EXTRACTED DATA:
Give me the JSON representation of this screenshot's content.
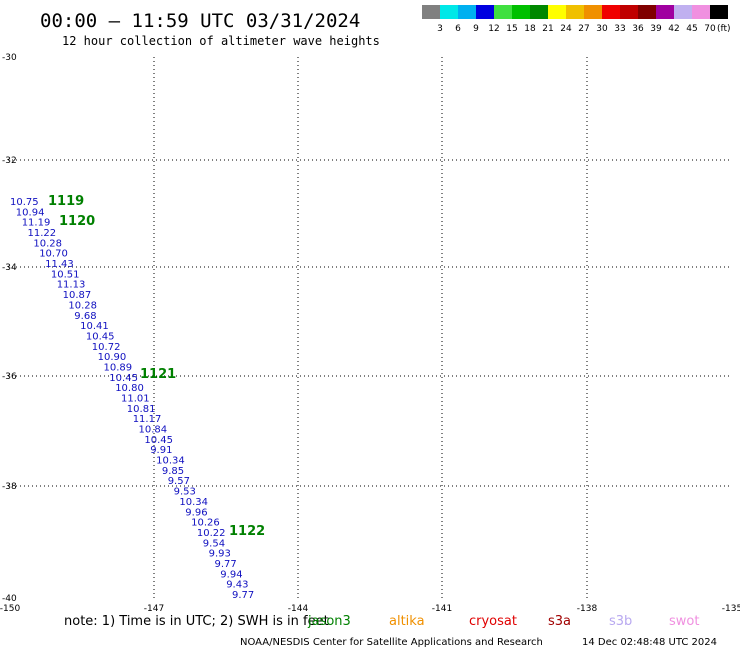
{
  "title": "00:00 – 11:59 UTC 03/31/2024",
  "subtitle": "12 hour collection of altimeter wave heights",
  "lon_ticks": [
    "-150",
    "-147",
    "-144",
    "-141",
    "-138",
    "-135"
  ],
  "lat_ticks": [
    "-30",
    "-32",
    "-34",
    "-36",
    "-38",
    "-40"
  ],
  "legend": {
    "unit": "(ft)",
    "labels": [
      "3",
      "6",
      "9",
      "12",
      "15",
      "18",
      "21",
      "24",
      "27",
      "30",
      "33",
      "36",
      "39",
      "42",
      "45",
      "70"
    ],
    "colors": [
      "#808080",
      "#00e8e8",
      "#00b0f0",
      "#0000e0",
      "#40e040",
      "#00c000",
      "#008800",
      "#ffff00",
      "#f0c000",
      "#f09000",
      "#f00000",
      "#c00000",
      "#800000",
      "#a000a0",
      "#c0b0f0",
      "#f090e0",
      "#000000"
    ]
  },
  "track": {
    "values": [
      "10.75",
      "10.94",
      "11.19",
      "11.22",
      "10.28",
      "10.70",
      "11.43",
      "10.51",
      "11.13",
      "10.87",
      "10.28",
      "9.68",
      "10.41",
      "10.45",
      "10.72",
      "10.90",
      "10.89",
      "10.45",
      "10.80",
      "11.01",
      "10.81",
      "11.17",
      "10.84",
      "10.45",
      "9.91",
      "10.34",
      "9.85",
      "9.57",
      "9.53",
      "10.34",
      "9.96",
      "10.26",
      "10.22",
      "9.54",
      "9.93",
      "9.77",
      "9.94",
      "9.43",
      "9.77"
    ],
    "passes": [
      "1119",
      "1120",
      "1121",
      "1122"
    ]
  },
  "note": "note:  1) Time is in UTC;  2) SWH is in feet",
  "satellites": [
    {
      "name": "jason3",
      "color": "#008000"
    },
    {
      "name": "altika",
      "color": "#f09000"
    },
    {
      "name": "cryosat",
      "color": "#e00000"
    },
    {
      "name": "s3a",
      "color": "#a00000"
    },
    {
      "name": "s3b",
      "color": "#b8a8f0"
    },
    {
      "name": "swot",
      "color": "#f090e0"
    }
  ],
  "footer": {
    "credit": "NOAA/NESDIS Center for Satellite Applications and Research",
    "timestamp": "14 Dec 02:48:48 UTC 2024"
  }
}
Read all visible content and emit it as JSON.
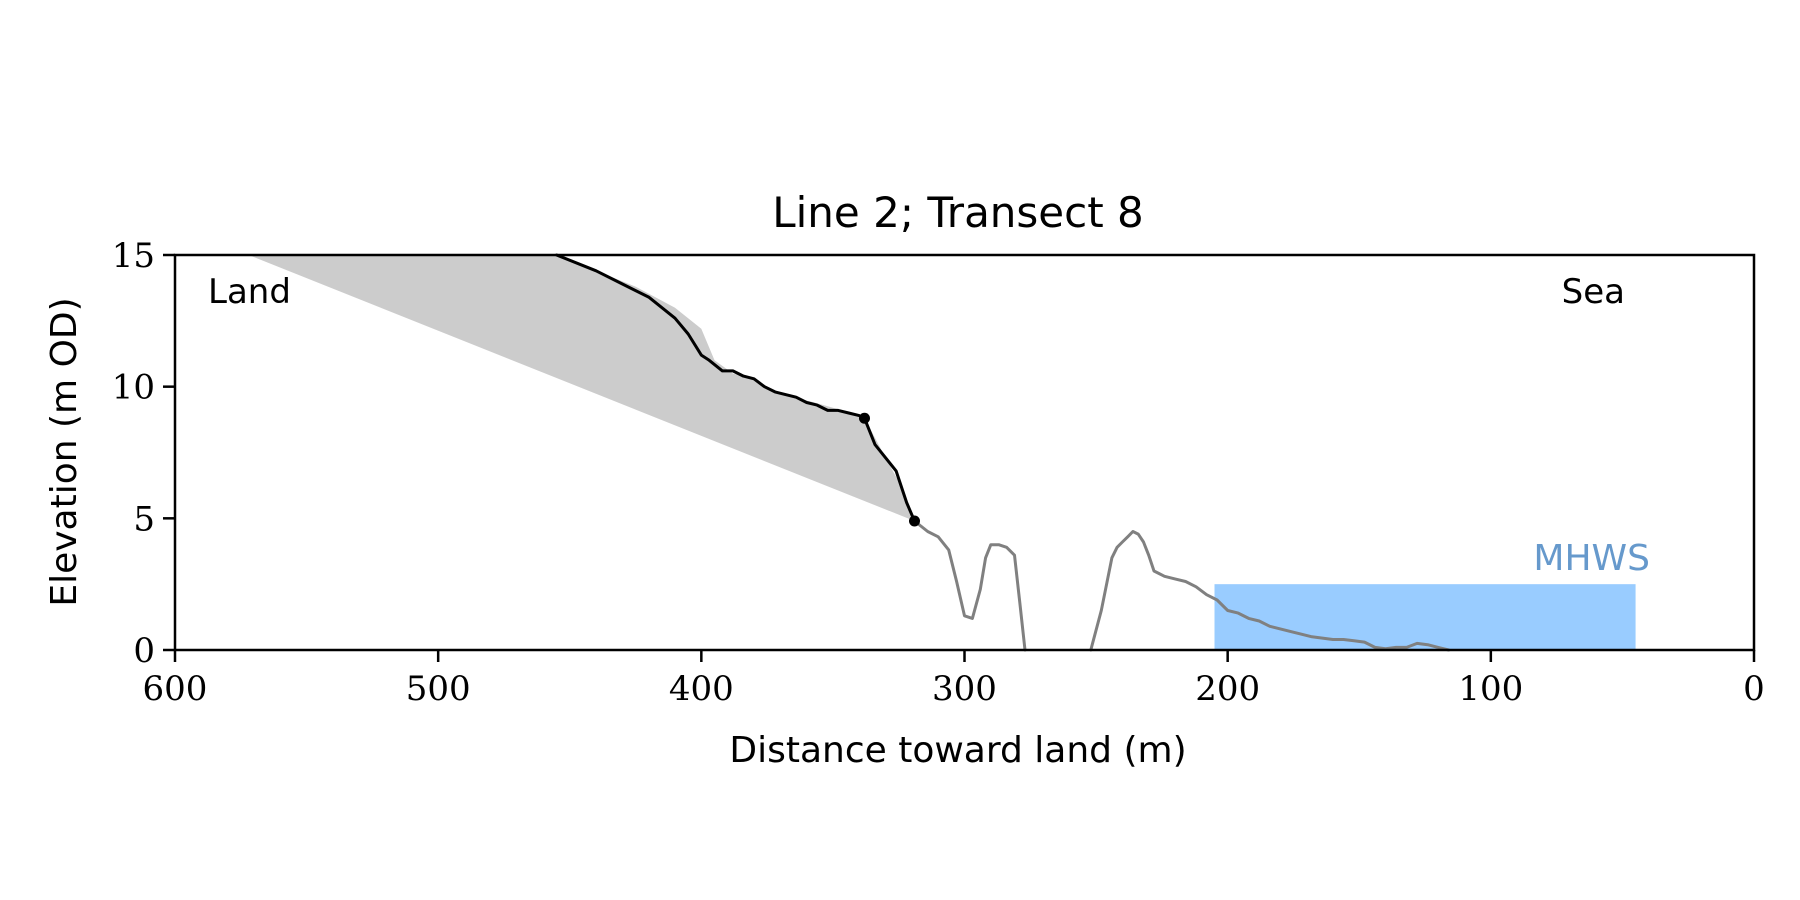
{
  "chart_data": {
    "type": "line",
    "title": "Line 2; Transect 8",
    "xlabel": "Distance toward land (m)",
    "ylabel": "Elevation (m OD)",
    "xlim": [
      600,
      0
    ],
    "ylim": [
      0,
      15
    ],
    "x_ticks": [
      600,
      500,
      400,
      300,
      200,
      100,
      0
    ],
    "y_ticks": [
      0,
      5,
      10,
      15
    ],
    "grid": false,
    "legend": "none",
    "annotations": {
      "land": "Land",
      "sea": "Sea"
    },
    "mhws": {
      "label": "MHWS",
      "elevation": 2.5,
      "x_start": 45,
      "x_end": 205,
      "color": "#99ccff",
      "label_color": "#6699cc"
    },
    "cliff_area": {
      "color": "#cccccc",
      "top_boundary": [
        [
          572,
          15
        ],
        [
          455,
          15
        ],
        [
          440,
          14.4
        ],
        [
          425,
          13.8
        ],
        [
          410,
          13.0
        ],
        [
          400,
          12.2
        ],
        [
          395,
          11.0
        ],
        [
          388,
          10.5
        ],
        [
          380,
          10.3
        ],
        [
          372,
          9.8
        ],
        [
          365,
          9.6
        ],
        [
          357,
          9.4
        ],
        [
          350,
          9.2
        ],
        [
          343,
          9.0
        ],
        [
          338,
          8.8
        ],
        [
          330,
          7.3
        ],
        [
          325,
          6.4
        ],
        [
          322,
          5.5
        ],
        [
          319,
          4.9
        ]
      ],
      "bottom_boundary": [
        [
          572,
          15
        ],
        [
          319,
          4.9
        ]
      ]
    },
    "series": [
      {
        "color": "#000000",
        "x": [
          455,
          440,
          430,
          420,
          410,
          405,
          400,
          397,
          392,
          388,
          384,
          380,
          376,
          372,
          368,
          364,
          360,
          356,
          352,
          348,
          344,
          340,
          338,
          334,
          330,
          326,
          322,
          319
        ],
        "y": [
          15.0,
          14.4,
          13.9,
          13.4,
          12.6,
          12.0,
          11.2,
          11.0,
          10.6,
          10.6,
          10.4,
          10.3,
          10.0,
          9.8,
          9.7,
          9.6,
          9.4,
          9.3,
          9.1,
          9.1,
          9.0,
          8.9,
          8.8,
          7.8,
          7.3,
          6.8,
          5.6,
          4.9
        ]
      },
      {
        "color": "#808080",
        "x": [
          319,
          314,
          310,
          306,
          303,
          300,
          297,
          294,
          292,
          290,
          287,
          284,
          281,
          279,
          277
        ],
        "y": [
          4.9,
          4.5,
          4.3,
          3.8,
          2.6,
          1.3,
          1.2,
          2.3,
          3.5,
          4.0,
          4.0,
          3.9,
          3.6,
          1.8,
          0.0
        ]
      },
      {
        "color": "#808080",
        "x": [
          252,
          248,
          244,
          242,
          240,
          238,
          236,
          234,
          232,
          230,
          228,
          226,
          224,
          220,
          216,
          212,
          208,
          204,
          200,
          196,
          192,
          188,
          184,
          180,
          176,
          172,
          168,
          164,
          160,
          156,
          152,
          148,
          144,
          140,
          136,
          132,
          128,
          124,
          120,
          116
        ],
        "y": [
          0.0,
          1.5,
          3.5,
          3.9,
          4.1,
          4.3,
          4.5,
          4.4,
          4.1,
          3.6,
          3.0,
          2.9,
          2.8,
          2.7,
          2.6,
          2.4,
          2.1,
          1.9,
          1.5,
          1.4,
          1.2,
          1.1,
          0.9,
          0.8,
          0.7,
          0.6,
          0.5,
          0.45,
          0.4,
          0.4,
          0.35,
          0.3,
          0.1,
          0.05,
          0.1,
          0.1,
          0.25,
          0.2,
          0.1,
          0.0
        ]
      }
    ],
    "endpoint_markers": [
      [
        338,
        8.8
      ],
      [
        319,
        4.9
      ]
    ]
  }
}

TASK REQUIREMENTS:
The records above need to be restated word for word, with the pictures left out.

THE SOLUTION:
Give me the JSON representation of this screenshot's content.
{
  "title": "00:00 – 11:59 UTC 03/31/2024",
  "subtitle": "12 hour collection of altimeter wave heights",
  "lon_ticks": [
    "-150",
    "-147",
    "-144",
    "-141",
    "-138",
    "-135"
  ],
  "lat_ticks": [
    "-30",
    "-32",
    "-34",
    "-36",
    "-38",
    "-40"
  ],
  "legend": {
    "unit": "(ft)",
    "labels": [
      "3",
      "6",
      "9",
      "12",
      "15",
      "18",
      "21",
      "24",
      "27",
      "30",
      "33",
      "36",
      "39",
      "42",
      "45",
      "70"
    ],
    "colors": [
      "#808080",
      "#00e8e8",
      "#00b0f0",
      "#0000e0",
      "#40e040",
      "#00c000",
      "#008800",
      "#ffff00",
      "#f0c000",
      "#f09000",
      "#f00000",
      "#c00000",
      "#800000",
      "#a000a0",
      "#c0b0f0",
      "#f090e0",
      "#000000"
    ]
  },
  "track": {
    "values": [
      "10.75",
      "10.94",
      "11.19",
      "11.22",
      "10.28",
      "10.70",
      "11.43",
      "10.51",
      "11.13",
      "10.87",
      "10.28",
      "9.68",
      "10.41",
      "10.45",
      "10.72",
      "10.90",
      "10.89",
      "10.45",
      "10.80",
      "11.01",
      "10.81",
      "11.17",
      "10.84",
      "10.45",
      "9.91",
      "10.34",
      "9.85",
      "9.57",
      "9.53",
      "10.34",
      "9.96",
      "10.26",
      "10.22",
      "9.54",
      "9.93",
      "9.77",
      "9.94",
      "9.43",
      "9.77"
    ],
    "passes": [
      "1119",
      "1120",
      "1121",
      "1122"
    ]
  },
  "note": "note:  1) Time is in UTC;  2) SWH is in feet",
  "satellites": [
    {
      "name": "jason3",
      "color": "#008000"
    },
    {
      "name": "altika",
      "color": "#f09000"
    },
    {
      "name": "cryosat",
      "color": "#e00000"
    },
    {
      "name": "s3a",
      "color": "#a00000"
    },
    {
      "name": "s3b",
      "color": "#b8a8f0"
    },
    {
      "name": "swot",
      "color": "#f090e0"
    }
  ],
  "footer": {
    "credit": "NOAA/NESDIS Center for Satellite Applications and Research",
    "timestamp": "14 Dec 02:48:48 UTC 2024"
  }
}
Read all visible content and emit it as JSON.
{
  "chart_data": {
    "type": "line",
    "title": "Line 2; Transect 8",
    "xlabel": "Distance toward land (m)",
    "ylabel": "Elevation (m OD)",
    "xlim": [
      600,
      0
    ],
    "ylim": [
      0,
      15
    ],
    "x_ticks": [
      600,
      500,
      400,
      300,
      200,
      100,
      0
    ],
    "y_ticks": [
      0,
      5,
      10,
      15
    ],
    "grid": false,
    "legend": "none",
    "annotations": {
      "land": "Land",
      "sea": "Sea"
    },
    "mhws": {
      "label": "MHWS",
      "elevation": 2.5,
      "x_start": 45,
      "x_end": 205,
      "color": "#99ccff",
      "label_color": "#6699cc"
    },
    "cliff_area": {
      "color": "#cccccc",
      "top_boundary": [
        [
          572,
          15
        ],
        [
          455,
          15
        ],
        [
          440,
          14.4
        ],
        [
          425,
          13.8
        ],
        [
          410,
          13.0
        ],
        [
          400,
          12.2
        ],
        [
          395,
          11.0
        ],
        [
          388,
          10.5
        ],
        [
          380,
          10.3
        ],
        [
          372,
          9.8
        ],
        [
          365,
          9.6
        ],
        [
          357,
          9.4
        ],
        [
          350,
          9.2
        ],
        [
          343,
          9.0
        ],
        [
          338,
          8.8
        ],
        [
          330,
          7.3
        ],
        [
          325,
          6.4
        ],
        [
          322,
          5.5
        ],
        [
          319,
          4.9
        ]
      ],
      "bottom_boundary": [
        [
          572,
          15
        ],
        [
          319,
          4.9
        ]
      ]
    },
    "series": [
      {
        "color": "#000000",
        "x": [
          455,
          440,
          430,
          420,
          410,
          405,
          400,
          397,
          392,
          388,
          384,
          380,
          376,
          372,
          368,
          364,
          360,
          356,
          352,
          348,
          344,
          340,
          338,
          334,
          330,
          326,
          322,
          319
        ],
        "y": [
          15.0,
          14.4,
          13.9,
          13.4,
          12.6,
          12.0,
          11.2,
          11.0,
          10.6,
          10.6,
          10.4,
          10.3,
          10.0,
          9.8,
          9.7,
          9.6,
          9.4,
          9.3,
          9.1,
          9.1,
          9.0,
          8.9,
          8.8,
          7.8,
          7.3,
          6.8,
          5.6,
          4.9
        ]
      },
      {
        "color": "#808080",
        "x": [
          319,
          314,
          310,
          306,
          303,
          300,
          297,
          294,
          292,
          290,
          287,
          284,
          281,
          279,
          277
        ],
        "y": [
          4.9,
          4.5,
          4.3,
          3.8,
          2.6,
          1.3,
          1.2,
          2.3,
          3.5,
          4.0,
          4.0,
          3.9,
          3.6,
          1.8,
          0.0
        ]
      },
      {
        "color": "#808080",
        "x": [
          252,
          248,
          244,
          242,
          240,
          238,
          236,
          234,
          232,
          230,
          228,
          226,
          224,
          220,
          216,
          212,
          208,
          204,
          200,
          196,
          192,
          188,
          184,
          180,
          176,
          172,
          168,
          164,
          160,
          156,
          152,
          148,
          144,
          140,
          136,
          132,
          128,
          124,
          120,
          116
        ],
        "y": [
          0.0,
          1.5,
          3.5,
          3.9,
          4.1,
          4.3,
          4.5,
          4.4,
          4.1,
          3.6,
          3.0,
          2.9,
          2.8,
          2.7,
          2.6,
          2.4,
          2.1,
          1.9,
          1.5,
          1.4,
          1.2,
          1.1,
          0.9,
          0.8,
          0.7,
          0.6,
          0.5,
          0.45,
          0.4,
          0.4,
          0.35,
          0.3,
          0.1,
          0.05,
          0.1,
          0.1,
          0.25,
          0.2,
          0.1,
          0.0
        ]
      }
    ],
    "endpoint_markers": [
      [
        338,
        8.8
      ],
      [
        319,
        4.9
      ]
    ]
  }
}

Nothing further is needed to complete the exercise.